▶ TO BE DONE
Can you output the records below exactly as they are written?

▶ DATA LISTING
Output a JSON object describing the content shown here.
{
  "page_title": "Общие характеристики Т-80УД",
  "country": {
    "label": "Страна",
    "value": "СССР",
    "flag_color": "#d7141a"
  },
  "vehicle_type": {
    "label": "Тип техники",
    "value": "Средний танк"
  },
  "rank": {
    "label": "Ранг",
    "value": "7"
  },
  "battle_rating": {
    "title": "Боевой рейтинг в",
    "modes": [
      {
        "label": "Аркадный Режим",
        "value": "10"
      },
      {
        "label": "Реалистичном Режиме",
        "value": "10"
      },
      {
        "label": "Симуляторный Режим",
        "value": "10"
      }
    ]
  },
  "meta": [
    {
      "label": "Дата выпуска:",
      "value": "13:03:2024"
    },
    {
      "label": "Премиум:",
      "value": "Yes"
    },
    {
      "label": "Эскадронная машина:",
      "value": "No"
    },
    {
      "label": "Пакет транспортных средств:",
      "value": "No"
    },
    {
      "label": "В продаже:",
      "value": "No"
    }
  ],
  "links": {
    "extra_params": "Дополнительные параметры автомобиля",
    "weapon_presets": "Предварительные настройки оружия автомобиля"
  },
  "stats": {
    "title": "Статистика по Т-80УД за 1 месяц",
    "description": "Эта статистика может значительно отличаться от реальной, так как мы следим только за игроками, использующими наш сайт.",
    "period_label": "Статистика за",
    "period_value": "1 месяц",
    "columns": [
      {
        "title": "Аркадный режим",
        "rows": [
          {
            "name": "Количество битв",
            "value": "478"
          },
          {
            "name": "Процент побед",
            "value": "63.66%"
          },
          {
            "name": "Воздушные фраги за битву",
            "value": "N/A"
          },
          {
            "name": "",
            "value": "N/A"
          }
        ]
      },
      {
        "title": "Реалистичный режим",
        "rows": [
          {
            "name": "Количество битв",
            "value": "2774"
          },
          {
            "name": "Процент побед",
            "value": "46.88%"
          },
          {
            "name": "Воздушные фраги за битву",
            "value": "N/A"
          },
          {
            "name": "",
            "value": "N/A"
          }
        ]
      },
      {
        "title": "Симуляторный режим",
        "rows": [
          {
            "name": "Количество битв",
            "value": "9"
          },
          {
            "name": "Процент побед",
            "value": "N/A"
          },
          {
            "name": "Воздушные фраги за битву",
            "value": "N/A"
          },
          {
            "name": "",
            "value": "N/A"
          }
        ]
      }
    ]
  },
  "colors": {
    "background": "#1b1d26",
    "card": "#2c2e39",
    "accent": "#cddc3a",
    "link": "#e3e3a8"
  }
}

▶ ANSWER TO THIS PROBLEM
Output a JSON object describing the content shown here.
{
  "page_title": "Общие характеристики Т-80УД",
  "country": {
    "label": "Страна",
    "value": "СССР",
    "flag_color": "#d7141a"
  },
  "vehicle_type": {
    "label": "Тип техники",
    "value": "Средний танк"
  },
  "rank": {
    "label": "Ранг",
    "value": "7"
  },
  "battle_rating": {
    "title": "Боевой рейтинг в",
    "modes": [
      {
        "label": "Аркадный Режим",
        "value": "10"
      },
      {
        "label": "Реалистичном Режиме",
        "value": "10"
      },
      {
        "label": "Симуляторный Режим",
        "value": "10"
      }
    ]
  },
  "meta": [
    {
      "label": "Дата выпуска:",
      "value": "13:03:2024"
    },
    {
      "label": "Премиум:",
      "value": "Yes"
    },
    {
      "label": "Эскадронная машина:",
      "value": "No"
    },
    {
      "label": "Пакет транспортных средств:",
      "value": "No"
    },
    {
      "label": "В продаже:",
      "value": "No"
    }
  ],
  "links": {
    "extra_params": "Дополнительные параметры автомобиля",
    "weapon_presets": "Предварительные настройки оружия автомобиля"
  },
  "stats": {
    "title": "Статистика по Т-80УД за 1 месяц",
    "description": "Эта статистика может значительно отличаться от реальной, так как мы следим только за игроками, использующими наш сайт.",
    "period_label": "Статистика за",
    "period_value": "1 месяц",
    "columns": [
      {
        "title": "Аркадный режим",
        "rows": [
          {
            "name": "Количество битв",
            "value": "478"
          },
          {
            "name": "Процент побед",
            "value": "63.66%"
          },
          {
            "name": "Воздушные фраги за битву",
            "value": "N/A"
          },
          {
            "name": "",
            "value": "N/A"
          }
        ]
      },
      {
        "title": "Реалистичный режим",
        "rows": [
          {
            "name": "Количество битв",
            "value": "2774"
          },
          {
            "name": "Процент побед",
            "value": "46.88%"
          },
          {
            "name": "Воздушные фраги за битву",
            "value": "N/A"
          },
          {
            "name": "",
            "value": "N/A"
          }
        ]
      },
      {
        "title": "Симуляторный режим",
        "rows": [
          {
            "name": "Количество битв",
            "value": "9"
          },
          {
            "name": "Процент побед",
            "value": "N/A"
          },
          {
            "name": "Воздушные фраги за битву",
            "value": "N/A"
          },
          {
            "name": "",
            "value": "N/A"
          }
        ]
      }
    ]
  },
  "colors": {
    "background": "#1b1d26",
    "card": "#2c2e39",
    "accent": "#cddc3a",
    "link": "#e3e3a8"
  }
}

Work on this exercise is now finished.